Where a line in the listing contains the string "Average", copy that line out.

___ RECORDED INFORMATION

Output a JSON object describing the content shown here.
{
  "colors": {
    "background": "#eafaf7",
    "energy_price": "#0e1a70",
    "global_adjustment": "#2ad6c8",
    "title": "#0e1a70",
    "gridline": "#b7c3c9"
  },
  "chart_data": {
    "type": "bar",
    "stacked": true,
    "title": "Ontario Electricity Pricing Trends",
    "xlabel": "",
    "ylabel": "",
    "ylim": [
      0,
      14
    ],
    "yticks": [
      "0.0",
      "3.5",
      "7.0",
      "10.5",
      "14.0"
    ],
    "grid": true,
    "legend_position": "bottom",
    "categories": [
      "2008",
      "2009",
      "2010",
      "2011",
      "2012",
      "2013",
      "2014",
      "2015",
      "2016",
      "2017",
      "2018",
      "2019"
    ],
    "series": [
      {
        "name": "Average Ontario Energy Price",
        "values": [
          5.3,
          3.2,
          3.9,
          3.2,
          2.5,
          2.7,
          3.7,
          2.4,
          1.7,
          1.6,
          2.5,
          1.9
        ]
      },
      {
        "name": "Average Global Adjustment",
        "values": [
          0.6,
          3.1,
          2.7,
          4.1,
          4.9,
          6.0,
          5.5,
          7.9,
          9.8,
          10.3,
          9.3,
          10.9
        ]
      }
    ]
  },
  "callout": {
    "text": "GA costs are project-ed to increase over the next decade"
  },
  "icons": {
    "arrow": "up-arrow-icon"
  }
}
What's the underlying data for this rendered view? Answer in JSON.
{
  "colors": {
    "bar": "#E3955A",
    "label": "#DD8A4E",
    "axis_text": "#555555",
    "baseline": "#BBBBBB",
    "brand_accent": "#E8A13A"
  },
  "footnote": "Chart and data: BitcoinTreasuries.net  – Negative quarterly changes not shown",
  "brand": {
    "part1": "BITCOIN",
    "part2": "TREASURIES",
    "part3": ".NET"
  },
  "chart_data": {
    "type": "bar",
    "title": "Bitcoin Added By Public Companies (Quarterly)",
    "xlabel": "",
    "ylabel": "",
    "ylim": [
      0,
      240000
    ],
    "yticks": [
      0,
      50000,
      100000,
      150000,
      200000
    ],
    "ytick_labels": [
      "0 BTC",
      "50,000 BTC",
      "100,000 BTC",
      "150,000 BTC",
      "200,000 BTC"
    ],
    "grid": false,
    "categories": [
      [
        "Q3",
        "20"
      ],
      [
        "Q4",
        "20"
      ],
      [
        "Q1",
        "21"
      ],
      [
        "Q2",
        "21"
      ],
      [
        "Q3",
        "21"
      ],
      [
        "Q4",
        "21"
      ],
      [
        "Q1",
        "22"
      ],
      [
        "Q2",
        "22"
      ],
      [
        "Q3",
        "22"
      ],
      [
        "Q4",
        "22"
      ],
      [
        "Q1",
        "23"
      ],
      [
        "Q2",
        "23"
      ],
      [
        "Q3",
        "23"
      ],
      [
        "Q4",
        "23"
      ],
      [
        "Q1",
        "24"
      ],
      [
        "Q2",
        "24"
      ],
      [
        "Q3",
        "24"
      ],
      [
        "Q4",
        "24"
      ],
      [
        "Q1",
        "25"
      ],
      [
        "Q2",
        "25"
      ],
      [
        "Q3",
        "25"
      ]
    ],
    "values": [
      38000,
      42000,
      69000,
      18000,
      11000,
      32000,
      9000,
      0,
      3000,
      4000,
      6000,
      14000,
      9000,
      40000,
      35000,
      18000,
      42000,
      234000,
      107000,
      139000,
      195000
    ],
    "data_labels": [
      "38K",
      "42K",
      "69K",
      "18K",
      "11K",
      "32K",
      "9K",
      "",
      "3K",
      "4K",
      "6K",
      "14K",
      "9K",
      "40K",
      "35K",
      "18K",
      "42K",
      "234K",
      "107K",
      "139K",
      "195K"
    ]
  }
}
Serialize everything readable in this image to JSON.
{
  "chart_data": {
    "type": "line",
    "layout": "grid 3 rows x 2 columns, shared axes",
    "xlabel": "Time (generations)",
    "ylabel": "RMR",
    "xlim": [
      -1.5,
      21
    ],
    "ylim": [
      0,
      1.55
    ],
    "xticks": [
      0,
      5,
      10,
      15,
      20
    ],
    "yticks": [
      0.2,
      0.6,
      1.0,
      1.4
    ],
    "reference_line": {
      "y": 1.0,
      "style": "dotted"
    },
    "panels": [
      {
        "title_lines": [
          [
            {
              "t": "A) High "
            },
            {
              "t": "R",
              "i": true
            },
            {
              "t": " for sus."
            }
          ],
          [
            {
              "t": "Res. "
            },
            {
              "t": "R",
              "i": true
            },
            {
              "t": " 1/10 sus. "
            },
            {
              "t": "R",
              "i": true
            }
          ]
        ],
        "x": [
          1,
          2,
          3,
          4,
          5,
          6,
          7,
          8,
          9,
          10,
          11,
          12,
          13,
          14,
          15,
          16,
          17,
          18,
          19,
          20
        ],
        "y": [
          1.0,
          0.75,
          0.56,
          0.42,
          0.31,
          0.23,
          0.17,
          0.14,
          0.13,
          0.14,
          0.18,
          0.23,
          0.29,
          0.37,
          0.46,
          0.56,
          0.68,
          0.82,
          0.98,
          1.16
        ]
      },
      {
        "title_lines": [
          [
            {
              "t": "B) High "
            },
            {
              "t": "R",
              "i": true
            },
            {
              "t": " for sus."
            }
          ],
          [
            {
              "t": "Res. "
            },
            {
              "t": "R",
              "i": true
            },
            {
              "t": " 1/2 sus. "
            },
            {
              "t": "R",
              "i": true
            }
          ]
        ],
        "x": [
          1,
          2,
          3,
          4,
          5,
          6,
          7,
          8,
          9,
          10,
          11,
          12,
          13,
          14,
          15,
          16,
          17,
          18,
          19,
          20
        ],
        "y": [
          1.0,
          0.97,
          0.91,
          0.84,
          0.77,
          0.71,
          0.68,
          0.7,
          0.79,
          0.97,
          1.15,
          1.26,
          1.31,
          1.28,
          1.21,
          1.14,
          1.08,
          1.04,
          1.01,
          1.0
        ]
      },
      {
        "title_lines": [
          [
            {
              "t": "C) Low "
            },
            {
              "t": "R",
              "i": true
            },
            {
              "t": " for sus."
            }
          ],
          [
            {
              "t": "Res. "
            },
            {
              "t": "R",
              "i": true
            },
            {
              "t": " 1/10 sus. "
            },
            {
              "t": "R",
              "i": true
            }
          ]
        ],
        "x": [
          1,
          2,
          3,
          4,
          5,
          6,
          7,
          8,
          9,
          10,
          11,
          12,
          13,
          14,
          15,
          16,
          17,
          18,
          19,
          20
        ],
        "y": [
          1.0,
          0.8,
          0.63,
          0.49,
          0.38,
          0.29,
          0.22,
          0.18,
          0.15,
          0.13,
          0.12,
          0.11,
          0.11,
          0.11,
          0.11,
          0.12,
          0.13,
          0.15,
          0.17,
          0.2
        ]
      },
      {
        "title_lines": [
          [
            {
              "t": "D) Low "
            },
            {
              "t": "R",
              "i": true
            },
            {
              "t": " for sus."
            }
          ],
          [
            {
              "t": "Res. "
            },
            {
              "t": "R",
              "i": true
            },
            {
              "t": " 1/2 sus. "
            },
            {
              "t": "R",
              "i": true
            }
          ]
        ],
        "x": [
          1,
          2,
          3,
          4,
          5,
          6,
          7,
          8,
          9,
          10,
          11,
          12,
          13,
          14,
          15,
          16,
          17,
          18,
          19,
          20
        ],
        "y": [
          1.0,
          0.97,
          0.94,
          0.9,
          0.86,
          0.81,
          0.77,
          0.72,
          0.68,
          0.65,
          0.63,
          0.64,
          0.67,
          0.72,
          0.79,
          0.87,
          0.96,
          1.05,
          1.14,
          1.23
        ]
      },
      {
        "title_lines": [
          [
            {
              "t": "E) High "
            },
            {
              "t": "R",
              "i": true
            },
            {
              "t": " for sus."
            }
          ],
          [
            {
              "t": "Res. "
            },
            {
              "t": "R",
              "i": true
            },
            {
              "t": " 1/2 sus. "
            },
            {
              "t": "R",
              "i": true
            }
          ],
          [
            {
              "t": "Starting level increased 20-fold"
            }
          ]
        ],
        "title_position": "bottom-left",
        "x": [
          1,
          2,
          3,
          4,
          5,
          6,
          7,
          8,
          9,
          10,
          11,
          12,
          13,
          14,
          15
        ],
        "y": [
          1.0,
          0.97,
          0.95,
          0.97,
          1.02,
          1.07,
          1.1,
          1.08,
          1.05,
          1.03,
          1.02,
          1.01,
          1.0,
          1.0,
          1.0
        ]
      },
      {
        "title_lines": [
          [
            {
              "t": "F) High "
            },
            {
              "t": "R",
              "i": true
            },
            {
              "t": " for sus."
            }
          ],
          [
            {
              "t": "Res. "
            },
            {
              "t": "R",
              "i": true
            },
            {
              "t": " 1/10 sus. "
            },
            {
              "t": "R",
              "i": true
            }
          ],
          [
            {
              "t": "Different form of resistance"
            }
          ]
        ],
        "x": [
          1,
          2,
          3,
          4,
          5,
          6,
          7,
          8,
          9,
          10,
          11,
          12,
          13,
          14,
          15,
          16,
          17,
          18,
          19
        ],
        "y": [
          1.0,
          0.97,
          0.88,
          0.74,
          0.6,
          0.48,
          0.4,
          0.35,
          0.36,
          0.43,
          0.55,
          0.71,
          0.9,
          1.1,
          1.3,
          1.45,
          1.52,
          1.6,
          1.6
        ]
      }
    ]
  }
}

______

## COMPLETED TASK
        "name": "Average Ontario Energy Price",
        "name": "Average Global Adjustment",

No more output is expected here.